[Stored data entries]
════

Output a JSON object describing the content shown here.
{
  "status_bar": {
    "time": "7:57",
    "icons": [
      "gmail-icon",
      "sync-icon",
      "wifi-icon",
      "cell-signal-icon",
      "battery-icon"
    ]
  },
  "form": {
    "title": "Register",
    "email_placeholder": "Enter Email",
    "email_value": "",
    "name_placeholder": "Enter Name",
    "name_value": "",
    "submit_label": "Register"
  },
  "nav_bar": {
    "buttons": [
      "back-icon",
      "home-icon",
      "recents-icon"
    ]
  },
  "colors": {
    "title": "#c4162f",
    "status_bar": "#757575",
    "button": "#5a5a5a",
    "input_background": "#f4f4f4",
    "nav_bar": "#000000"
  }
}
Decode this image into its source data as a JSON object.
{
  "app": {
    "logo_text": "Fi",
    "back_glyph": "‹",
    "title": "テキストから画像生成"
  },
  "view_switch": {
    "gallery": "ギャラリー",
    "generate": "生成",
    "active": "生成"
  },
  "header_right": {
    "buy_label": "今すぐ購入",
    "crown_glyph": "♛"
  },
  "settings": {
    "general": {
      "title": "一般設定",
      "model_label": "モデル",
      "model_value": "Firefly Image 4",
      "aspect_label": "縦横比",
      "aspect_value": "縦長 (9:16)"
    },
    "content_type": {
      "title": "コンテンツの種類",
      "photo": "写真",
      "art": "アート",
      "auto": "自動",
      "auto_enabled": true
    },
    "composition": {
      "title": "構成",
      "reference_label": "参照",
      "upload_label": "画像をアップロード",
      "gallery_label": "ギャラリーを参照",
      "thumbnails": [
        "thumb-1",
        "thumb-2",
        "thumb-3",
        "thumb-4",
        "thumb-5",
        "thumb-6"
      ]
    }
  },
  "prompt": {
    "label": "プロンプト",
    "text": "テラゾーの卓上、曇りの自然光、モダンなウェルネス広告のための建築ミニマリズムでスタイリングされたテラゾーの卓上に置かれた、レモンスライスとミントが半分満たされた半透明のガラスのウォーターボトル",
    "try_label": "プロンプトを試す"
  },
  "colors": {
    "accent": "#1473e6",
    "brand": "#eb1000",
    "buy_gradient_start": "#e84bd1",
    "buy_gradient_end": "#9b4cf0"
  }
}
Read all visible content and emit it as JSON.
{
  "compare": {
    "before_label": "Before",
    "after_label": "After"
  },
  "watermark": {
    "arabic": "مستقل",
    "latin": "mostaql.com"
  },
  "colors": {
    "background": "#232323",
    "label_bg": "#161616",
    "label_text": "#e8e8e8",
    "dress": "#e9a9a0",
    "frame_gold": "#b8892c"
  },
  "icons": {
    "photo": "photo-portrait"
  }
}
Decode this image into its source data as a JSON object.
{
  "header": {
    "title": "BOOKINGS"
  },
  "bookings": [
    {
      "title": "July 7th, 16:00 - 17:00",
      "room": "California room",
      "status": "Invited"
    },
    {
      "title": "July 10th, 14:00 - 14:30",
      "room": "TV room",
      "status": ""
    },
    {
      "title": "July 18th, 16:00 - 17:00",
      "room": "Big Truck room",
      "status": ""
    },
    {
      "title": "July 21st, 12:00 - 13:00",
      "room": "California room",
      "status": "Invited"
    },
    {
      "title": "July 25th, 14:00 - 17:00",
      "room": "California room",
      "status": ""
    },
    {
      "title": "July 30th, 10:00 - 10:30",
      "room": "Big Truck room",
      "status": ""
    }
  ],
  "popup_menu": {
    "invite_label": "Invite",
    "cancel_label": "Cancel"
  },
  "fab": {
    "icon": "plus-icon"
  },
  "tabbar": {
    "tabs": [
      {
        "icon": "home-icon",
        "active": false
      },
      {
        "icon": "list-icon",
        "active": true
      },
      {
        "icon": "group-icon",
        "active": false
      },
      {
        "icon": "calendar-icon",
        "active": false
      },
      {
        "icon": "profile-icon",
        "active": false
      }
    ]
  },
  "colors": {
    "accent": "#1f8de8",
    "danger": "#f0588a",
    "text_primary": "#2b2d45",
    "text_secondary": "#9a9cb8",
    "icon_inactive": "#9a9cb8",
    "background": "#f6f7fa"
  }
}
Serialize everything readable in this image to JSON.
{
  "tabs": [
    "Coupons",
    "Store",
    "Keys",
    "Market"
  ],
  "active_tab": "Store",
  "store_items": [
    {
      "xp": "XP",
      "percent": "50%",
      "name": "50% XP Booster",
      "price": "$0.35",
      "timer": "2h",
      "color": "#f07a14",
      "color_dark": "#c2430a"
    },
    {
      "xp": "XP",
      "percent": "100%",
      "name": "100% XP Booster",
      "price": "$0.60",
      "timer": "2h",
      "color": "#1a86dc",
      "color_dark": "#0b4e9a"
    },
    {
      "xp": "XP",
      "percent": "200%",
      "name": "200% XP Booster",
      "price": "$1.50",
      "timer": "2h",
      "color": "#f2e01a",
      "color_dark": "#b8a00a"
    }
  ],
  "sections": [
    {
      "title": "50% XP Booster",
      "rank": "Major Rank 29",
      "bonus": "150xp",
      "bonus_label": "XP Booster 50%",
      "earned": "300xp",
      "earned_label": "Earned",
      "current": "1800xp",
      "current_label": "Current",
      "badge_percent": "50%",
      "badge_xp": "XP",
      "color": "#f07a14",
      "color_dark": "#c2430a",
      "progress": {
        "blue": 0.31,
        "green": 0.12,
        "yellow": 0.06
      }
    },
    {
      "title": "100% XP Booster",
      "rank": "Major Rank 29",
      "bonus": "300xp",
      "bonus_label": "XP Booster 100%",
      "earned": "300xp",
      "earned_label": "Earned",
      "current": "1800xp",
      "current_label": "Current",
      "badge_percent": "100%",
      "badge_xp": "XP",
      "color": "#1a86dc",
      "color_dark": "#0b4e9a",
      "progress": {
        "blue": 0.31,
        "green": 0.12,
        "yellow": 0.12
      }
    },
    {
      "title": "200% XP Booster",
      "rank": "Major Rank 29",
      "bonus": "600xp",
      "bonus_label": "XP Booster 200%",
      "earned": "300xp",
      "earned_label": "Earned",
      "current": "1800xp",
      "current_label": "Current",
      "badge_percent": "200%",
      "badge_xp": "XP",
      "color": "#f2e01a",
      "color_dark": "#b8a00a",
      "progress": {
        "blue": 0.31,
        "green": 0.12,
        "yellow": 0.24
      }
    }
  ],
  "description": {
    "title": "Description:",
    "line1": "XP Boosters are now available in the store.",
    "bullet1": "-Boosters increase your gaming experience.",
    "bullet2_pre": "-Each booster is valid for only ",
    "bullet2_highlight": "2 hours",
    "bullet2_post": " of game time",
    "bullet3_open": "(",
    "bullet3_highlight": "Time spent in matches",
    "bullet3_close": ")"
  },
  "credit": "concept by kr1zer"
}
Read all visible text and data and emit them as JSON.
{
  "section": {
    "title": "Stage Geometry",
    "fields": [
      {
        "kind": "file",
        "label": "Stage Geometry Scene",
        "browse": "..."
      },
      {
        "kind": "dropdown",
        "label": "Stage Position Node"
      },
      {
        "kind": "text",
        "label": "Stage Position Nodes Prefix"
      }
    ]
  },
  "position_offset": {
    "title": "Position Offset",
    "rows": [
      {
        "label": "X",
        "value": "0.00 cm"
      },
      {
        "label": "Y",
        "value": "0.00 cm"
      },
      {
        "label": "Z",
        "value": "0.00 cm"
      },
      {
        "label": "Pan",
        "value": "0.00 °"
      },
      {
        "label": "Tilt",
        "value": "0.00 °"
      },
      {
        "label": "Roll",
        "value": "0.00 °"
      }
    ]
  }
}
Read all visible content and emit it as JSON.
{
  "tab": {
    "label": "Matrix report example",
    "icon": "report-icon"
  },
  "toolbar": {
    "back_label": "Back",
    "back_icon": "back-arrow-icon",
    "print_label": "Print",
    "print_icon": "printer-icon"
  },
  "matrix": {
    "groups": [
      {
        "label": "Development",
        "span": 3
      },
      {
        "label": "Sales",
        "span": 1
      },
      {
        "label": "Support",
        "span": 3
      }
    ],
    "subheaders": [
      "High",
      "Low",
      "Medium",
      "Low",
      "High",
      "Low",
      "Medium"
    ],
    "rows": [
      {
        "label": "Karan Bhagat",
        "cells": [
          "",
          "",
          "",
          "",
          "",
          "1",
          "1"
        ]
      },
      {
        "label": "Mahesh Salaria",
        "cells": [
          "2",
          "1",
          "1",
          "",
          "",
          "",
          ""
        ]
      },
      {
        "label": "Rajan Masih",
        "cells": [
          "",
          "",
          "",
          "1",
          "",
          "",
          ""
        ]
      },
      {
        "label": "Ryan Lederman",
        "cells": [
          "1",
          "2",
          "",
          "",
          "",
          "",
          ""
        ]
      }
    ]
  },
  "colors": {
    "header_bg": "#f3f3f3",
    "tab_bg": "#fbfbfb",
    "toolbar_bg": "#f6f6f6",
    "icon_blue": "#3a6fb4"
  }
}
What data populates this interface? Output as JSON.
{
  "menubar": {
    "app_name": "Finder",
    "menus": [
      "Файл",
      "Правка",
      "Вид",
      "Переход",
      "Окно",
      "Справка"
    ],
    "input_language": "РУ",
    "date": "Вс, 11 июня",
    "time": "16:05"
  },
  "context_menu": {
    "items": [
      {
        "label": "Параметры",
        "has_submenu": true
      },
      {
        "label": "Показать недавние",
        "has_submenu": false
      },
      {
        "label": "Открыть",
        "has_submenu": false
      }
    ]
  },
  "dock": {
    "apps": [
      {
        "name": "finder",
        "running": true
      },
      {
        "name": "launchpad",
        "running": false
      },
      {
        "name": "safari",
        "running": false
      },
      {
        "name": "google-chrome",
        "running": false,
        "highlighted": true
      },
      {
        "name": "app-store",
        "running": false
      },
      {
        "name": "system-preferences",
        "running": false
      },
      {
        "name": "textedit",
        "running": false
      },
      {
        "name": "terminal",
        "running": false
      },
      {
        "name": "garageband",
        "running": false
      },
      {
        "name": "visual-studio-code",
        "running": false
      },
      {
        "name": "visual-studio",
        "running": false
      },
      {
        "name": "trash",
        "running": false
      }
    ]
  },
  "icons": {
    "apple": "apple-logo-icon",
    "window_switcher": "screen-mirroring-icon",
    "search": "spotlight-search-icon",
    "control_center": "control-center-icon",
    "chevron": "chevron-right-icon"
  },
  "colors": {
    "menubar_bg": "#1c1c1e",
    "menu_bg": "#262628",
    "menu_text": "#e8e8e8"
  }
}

════

WHAT IS NEEDED ::
Return every line holding the word "report" from the records.

RESPONSE TO THE TASK ::
    "label": "Matrix report example",
    "icon": "report-icon"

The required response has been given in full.